** BEGIN Dataset extract **

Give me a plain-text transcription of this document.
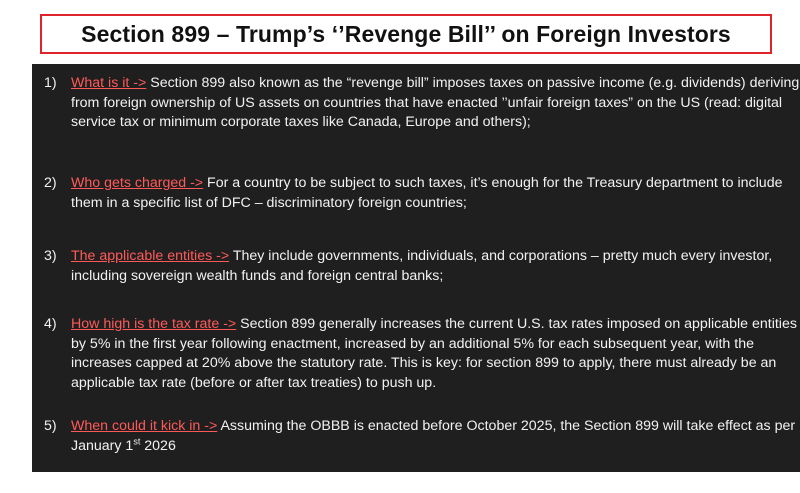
Section 899 – Trump’s ‘’Revenge Bill’’ on Foreign Investors
1)	What is it -> Section 899 also known as the “revenge bill” imposes taxes on passive income (e.g. dividends) deriving from foreign ownership of US assets on countries that have enacted ’’unfair foreign taxes” on the US (read: digital service tax or minimum corporate taxes like Canada, Europe and others);
2)	Who gets charged -> For a country to be subject to such taxes, it’s enough for the Treasury department to include them in a specific list of DFC – discriminatory foreign countries;
3)	The applicable entities -> They include governments, individuals, and corporations – pretty much every investor, including sovereign wealth funds and foreign central banks;
4)	How high is the tax rate -> Section 899 generally increases the current U.S. tax rates imposed on applicable entities by 5% in the first year following enactment, increased by an additional 5% for each subsequent year, with the increases capped at 20% above the statutory rate. This is key: for section 899 to apply, there must already be an applicable tax rate (before or after tax treaties) to push up.
5)	When could it kick in -> Assuming the OBBB is enacted before October 2025, the Section 899 will take effect as per January 1st 2026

** END Dataset extract **

## To do:
Images in the data above are to be skipped. Retype all other material exactly.

## Output for this exercise:
Give me a plain-text transcription of this document.
Section 899 – Trump’s ‘’Revenge Bill’’ on Foreign Investors
1)	What is it -> Section 899 also known as the “revenge bill” imposes taxes on passive income (e.g. dividends) deriving from foreign ownership of US assets on countries that have enacted ’’unfair foreign taxes” on the US (read: digital service tax or minimum corporate taxes like Canada, Europe and others);
2)	Who gets charged -> For a country to be subject to such taxes, it’s enough for the Treasury department to include them in a specific list of DFC – discriminatory foreign countries;
3)	The applicable entities -> They include governments, individuals, and corporations – pretty much every investor, including sovereign wealth funds and foreign central banks;
4)	How high is the tax rate -> Section 899 generally increases the current U.S. tax rates imposed on applicable entities by 5% in the first year following enactment, increased by an additional 5% for each subsequent year, with the increases capped at 20% above the statutory rate. This is key: for section 899 to apply, there must already be an applicable tax rate (before or after tax treaties) to push up.
5)	When could it kick in -> Assuming the OBBB is enacted before October 2025, the Section 899 will take effect as per January 1st 2026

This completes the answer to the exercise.